Data extract |
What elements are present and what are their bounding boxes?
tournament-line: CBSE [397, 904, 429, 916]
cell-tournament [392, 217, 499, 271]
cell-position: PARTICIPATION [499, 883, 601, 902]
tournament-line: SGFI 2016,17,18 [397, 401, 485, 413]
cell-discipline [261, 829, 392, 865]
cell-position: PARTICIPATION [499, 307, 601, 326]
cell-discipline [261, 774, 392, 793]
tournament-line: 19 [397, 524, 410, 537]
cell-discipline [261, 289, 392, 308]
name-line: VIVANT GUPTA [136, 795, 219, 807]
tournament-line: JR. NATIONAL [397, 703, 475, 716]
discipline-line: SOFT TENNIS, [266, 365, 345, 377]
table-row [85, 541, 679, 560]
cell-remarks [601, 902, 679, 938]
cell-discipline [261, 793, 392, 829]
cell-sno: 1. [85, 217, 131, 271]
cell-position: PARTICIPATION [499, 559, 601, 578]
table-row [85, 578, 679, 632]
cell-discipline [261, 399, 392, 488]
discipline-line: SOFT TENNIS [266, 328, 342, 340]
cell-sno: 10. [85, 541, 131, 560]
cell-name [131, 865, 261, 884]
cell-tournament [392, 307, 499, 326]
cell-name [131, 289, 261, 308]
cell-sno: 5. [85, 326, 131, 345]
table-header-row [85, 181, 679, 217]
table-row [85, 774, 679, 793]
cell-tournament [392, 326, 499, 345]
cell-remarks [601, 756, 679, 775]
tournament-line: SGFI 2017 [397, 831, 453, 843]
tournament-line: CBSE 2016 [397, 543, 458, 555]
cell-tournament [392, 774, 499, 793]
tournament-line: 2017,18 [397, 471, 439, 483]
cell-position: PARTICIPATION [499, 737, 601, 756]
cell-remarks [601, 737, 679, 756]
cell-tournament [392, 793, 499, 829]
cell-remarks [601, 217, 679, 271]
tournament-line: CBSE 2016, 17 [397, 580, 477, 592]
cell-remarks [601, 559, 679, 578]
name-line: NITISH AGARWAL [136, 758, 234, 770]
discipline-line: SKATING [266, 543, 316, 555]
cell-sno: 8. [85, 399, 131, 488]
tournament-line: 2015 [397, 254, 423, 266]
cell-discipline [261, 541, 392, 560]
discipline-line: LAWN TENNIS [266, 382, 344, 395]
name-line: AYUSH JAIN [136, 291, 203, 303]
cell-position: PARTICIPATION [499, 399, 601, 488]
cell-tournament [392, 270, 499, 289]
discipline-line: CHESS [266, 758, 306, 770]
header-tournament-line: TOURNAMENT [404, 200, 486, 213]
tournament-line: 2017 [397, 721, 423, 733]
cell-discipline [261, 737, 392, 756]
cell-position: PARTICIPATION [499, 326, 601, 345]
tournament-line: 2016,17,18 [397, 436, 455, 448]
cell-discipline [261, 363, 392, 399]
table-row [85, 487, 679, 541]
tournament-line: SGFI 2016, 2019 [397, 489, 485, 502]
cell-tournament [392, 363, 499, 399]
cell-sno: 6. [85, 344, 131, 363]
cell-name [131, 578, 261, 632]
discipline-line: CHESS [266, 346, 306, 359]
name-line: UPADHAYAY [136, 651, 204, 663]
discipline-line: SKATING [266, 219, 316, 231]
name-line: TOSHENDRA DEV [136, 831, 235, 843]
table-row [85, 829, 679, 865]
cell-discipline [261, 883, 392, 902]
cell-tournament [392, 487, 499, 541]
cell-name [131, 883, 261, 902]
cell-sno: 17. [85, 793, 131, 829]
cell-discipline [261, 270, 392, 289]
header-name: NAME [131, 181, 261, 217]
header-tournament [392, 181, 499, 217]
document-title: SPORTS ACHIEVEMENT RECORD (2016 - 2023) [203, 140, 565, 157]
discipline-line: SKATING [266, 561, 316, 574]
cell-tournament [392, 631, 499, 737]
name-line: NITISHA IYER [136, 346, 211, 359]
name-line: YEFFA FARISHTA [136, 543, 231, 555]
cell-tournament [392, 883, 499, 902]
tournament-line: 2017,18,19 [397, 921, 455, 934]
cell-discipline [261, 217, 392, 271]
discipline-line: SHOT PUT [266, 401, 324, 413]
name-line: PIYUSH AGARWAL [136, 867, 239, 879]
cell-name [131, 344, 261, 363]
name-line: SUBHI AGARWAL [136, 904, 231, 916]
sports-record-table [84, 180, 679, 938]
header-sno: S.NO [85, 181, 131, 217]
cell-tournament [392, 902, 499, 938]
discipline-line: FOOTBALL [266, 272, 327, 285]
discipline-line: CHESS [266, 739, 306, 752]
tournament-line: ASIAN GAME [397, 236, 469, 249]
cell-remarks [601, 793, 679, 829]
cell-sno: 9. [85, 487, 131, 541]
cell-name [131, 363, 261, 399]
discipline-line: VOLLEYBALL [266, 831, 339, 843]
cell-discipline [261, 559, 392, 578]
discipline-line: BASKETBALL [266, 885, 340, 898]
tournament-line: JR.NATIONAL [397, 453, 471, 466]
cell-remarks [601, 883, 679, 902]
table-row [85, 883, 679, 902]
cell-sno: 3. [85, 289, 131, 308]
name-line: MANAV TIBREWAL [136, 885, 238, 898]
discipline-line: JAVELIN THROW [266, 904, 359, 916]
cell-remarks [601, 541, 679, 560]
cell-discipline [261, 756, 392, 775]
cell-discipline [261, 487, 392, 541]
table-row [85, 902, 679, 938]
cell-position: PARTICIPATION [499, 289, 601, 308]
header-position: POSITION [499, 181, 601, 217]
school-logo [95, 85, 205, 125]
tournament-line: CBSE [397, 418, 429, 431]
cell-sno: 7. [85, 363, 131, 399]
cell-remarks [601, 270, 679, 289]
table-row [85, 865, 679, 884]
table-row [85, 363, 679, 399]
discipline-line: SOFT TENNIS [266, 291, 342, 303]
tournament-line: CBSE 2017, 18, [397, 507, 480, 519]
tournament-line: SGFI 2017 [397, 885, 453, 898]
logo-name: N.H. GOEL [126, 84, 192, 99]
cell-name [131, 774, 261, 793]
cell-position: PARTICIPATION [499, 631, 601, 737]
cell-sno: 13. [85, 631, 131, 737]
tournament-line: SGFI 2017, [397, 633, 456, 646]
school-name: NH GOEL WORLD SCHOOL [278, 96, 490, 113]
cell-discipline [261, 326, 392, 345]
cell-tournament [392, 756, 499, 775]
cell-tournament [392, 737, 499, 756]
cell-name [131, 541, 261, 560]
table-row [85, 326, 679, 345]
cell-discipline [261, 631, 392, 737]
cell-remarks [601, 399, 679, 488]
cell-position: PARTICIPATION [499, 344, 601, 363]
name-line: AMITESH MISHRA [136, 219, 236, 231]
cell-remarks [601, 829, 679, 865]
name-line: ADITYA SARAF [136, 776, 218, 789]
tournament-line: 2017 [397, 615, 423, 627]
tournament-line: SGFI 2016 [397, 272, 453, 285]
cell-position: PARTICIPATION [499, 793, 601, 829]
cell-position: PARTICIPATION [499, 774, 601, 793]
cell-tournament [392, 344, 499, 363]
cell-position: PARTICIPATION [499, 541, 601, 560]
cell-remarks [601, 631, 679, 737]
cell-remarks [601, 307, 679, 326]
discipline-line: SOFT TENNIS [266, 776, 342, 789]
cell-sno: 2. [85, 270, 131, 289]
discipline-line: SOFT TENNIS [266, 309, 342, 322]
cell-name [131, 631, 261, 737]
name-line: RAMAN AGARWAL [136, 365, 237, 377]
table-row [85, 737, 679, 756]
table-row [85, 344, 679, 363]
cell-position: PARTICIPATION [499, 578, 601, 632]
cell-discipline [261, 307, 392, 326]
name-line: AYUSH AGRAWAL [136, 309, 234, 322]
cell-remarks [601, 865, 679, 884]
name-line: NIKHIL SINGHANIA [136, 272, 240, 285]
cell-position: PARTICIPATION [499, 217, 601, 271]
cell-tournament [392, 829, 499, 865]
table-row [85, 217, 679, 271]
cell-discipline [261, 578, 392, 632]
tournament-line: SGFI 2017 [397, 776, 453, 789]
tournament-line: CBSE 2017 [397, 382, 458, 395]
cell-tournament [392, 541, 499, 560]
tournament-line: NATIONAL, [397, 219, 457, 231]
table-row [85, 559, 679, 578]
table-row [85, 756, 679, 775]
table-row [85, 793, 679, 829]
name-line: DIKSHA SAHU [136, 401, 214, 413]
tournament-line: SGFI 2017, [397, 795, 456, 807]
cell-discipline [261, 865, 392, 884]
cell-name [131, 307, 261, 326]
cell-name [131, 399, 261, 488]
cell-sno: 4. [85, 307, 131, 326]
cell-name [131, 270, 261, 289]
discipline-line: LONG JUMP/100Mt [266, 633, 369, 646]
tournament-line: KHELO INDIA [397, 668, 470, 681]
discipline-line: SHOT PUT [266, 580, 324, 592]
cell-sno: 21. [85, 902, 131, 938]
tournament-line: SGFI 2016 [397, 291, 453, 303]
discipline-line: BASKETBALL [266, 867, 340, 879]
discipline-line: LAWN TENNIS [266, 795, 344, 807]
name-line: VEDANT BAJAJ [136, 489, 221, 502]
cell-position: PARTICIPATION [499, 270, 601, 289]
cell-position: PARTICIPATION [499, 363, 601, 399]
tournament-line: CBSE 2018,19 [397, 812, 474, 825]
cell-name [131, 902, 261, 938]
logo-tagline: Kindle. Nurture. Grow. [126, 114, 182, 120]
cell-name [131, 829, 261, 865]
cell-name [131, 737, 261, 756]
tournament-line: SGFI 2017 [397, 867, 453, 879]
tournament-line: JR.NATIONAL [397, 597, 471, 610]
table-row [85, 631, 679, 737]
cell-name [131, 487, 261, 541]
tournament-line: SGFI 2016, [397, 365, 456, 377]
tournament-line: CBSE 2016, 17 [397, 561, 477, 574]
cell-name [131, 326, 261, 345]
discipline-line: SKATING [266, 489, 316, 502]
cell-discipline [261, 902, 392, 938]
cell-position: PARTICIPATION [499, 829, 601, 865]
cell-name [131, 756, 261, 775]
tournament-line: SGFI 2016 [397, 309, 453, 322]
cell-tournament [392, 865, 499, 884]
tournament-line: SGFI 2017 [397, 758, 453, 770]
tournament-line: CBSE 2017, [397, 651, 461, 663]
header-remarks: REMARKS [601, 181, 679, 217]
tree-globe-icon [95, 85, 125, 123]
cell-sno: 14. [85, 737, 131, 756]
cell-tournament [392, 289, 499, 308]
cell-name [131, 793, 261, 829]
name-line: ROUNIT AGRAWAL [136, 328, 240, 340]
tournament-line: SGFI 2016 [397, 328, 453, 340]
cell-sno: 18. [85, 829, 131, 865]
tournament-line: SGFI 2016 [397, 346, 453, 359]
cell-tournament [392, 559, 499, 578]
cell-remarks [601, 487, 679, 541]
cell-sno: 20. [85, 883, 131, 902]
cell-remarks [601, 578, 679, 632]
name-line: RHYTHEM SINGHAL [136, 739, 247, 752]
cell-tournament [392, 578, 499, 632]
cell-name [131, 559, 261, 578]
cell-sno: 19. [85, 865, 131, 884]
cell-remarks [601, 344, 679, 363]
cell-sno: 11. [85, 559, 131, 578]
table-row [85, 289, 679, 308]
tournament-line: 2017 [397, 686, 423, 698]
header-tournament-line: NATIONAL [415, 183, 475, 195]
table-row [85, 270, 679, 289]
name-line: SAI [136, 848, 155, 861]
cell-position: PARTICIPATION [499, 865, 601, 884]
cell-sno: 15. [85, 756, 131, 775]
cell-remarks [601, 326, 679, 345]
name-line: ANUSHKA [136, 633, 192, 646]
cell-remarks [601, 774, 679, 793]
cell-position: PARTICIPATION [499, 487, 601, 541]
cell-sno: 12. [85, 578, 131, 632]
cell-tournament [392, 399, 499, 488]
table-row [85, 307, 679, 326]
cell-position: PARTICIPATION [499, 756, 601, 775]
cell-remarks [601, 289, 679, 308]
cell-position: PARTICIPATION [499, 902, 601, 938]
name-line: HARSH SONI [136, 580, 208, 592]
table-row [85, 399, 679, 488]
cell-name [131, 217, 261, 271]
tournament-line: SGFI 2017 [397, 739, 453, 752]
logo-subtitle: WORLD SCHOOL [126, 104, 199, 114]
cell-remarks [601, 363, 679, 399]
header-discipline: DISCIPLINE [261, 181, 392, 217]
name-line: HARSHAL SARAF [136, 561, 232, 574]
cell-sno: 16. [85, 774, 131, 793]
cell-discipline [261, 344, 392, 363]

Goal | Reproduce the stretch from the start of the records through the line that contains "cell-discipline [261, 289, 392, 308]", substituting "PARTICIPANT" for every "PARTICIPATION" and leaving everything else unchanged. Output only those lines.

Correct result |
What elements are present and what are their bounding boxes?
tournament-line: CBSE [397, 904, 429, 916]
cell-tournament [392, 217, 499, 271]
cell-position: PARTICIPANT [499, 883, 601, 902]
tournament-line: SGFI 2016,17,18 [397, 401, 485, 413]
cell-discipline [261, 829, 392, 865]
cell-position: PARTICIPANT [499, 307, 601, 326]
cell-discipline [261, 774, 392, 793]
tournament-line: 19 [397, 524, 410, 537]
cell-discipline [261, 289, 392, 308]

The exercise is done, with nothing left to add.